** AIM OF THE TASK **
Copy the lines below without any change, beginning with the first line of the material and ending after the line that contains "ghost-window-edge <box>820 48 1024 58</box>".

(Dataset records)
_____

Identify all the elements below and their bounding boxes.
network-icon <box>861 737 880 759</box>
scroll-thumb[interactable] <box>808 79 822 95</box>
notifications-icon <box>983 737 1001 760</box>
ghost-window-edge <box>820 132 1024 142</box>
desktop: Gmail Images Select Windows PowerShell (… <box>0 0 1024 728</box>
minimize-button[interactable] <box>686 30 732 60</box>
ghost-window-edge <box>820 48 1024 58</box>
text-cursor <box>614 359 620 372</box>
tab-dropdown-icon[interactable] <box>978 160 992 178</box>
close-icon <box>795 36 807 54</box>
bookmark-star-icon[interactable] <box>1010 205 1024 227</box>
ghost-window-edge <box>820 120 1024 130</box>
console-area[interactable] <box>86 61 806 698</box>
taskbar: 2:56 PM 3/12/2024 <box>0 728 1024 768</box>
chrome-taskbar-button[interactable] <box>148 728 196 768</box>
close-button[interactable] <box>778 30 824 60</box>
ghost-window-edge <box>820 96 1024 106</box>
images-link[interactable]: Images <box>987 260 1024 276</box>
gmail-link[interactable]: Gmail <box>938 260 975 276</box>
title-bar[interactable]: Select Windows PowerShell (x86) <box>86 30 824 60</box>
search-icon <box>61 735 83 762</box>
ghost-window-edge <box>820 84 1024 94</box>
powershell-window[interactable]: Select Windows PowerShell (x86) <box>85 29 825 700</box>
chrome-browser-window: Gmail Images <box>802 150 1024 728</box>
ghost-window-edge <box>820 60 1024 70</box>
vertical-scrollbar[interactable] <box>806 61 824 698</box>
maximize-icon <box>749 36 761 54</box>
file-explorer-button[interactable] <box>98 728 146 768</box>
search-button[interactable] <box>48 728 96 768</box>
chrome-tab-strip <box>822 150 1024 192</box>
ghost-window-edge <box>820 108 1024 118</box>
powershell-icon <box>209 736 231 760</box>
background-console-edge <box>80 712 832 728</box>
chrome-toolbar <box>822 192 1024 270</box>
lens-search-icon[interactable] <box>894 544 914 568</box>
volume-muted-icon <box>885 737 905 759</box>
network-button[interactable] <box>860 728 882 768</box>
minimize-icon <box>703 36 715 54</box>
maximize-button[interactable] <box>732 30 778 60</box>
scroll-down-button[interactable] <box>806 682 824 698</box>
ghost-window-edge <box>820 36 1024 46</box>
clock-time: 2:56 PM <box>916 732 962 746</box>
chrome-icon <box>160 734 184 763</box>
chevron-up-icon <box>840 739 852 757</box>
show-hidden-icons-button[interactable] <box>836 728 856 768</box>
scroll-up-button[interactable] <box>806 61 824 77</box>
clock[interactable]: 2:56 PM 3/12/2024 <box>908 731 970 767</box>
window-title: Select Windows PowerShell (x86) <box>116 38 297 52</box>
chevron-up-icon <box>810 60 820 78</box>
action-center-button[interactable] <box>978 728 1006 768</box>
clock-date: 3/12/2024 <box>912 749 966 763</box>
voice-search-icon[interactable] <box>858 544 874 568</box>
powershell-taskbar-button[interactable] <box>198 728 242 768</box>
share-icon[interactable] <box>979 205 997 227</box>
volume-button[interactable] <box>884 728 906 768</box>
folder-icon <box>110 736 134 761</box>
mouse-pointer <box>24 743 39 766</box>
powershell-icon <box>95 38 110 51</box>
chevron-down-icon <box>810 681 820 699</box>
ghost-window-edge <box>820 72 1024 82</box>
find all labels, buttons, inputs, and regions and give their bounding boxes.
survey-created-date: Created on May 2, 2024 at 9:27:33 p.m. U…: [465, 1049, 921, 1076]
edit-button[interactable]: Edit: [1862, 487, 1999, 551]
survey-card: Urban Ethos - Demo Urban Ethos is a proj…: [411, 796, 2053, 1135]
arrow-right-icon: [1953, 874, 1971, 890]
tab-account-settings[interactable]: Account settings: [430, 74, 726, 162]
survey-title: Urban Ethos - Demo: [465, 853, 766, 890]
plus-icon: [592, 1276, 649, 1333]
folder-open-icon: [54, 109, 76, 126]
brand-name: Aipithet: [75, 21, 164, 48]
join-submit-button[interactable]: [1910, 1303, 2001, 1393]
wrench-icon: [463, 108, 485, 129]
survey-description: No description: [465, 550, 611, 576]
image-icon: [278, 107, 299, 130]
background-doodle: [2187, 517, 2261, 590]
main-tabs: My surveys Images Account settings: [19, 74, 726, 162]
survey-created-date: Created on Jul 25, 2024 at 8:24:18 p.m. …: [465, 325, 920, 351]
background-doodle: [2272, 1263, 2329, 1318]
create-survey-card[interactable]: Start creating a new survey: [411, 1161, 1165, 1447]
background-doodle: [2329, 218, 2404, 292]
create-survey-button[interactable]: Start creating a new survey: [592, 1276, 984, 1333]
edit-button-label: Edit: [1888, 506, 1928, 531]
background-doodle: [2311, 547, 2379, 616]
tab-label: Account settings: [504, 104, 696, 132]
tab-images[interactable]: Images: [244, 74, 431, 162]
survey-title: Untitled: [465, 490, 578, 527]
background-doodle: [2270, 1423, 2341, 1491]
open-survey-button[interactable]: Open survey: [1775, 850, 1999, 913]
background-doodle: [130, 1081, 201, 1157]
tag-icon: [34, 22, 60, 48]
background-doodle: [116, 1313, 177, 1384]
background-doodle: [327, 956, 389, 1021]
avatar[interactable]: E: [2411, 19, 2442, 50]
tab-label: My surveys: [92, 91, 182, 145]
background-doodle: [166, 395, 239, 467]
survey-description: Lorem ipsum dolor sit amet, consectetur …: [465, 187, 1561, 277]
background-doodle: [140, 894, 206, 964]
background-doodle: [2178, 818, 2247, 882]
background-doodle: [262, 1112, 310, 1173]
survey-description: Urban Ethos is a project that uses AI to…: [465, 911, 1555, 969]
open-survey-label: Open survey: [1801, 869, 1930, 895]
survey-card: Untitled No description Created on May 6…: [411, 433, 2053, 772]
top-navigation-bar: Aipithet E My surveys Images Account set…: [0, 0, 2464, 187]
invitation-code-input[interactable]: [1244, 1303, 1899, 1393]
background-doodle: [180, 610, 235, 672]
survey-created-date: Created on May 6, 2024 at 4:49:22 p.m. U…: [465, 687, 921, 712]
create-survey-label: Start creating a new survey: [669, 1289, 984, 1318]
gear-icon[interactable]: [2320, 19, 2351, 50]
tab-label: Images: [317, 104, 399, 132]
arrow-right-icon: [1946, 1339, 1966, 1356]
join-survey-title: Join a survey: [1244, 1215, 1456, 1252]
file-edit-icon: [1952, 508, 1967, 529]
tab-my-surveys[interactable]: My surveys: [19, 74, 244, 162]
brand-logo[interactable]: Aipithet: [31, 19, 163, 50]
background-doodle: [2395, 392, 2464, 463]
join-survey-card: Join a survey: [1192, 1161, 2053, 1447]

_____

** EXERCISE RESPONSE **
Identify all the elements below and their bounding boxes.
network-icon <box>861 737 880 759</box>
scroll-thumb[interactable] <box>808 79 822 95</box>
notifications-icon <box>983 737 1001 760</box>
ghost-window-edge <box>820 132 1024 142</box>
desktop: Gmail Images Select Windows PowerShell (… <box>0 0 1024 728</box>
minimize-button[interactable] <box>686 30 732 60</box>
ghost-window-edge <box>820 48 1024 58</box>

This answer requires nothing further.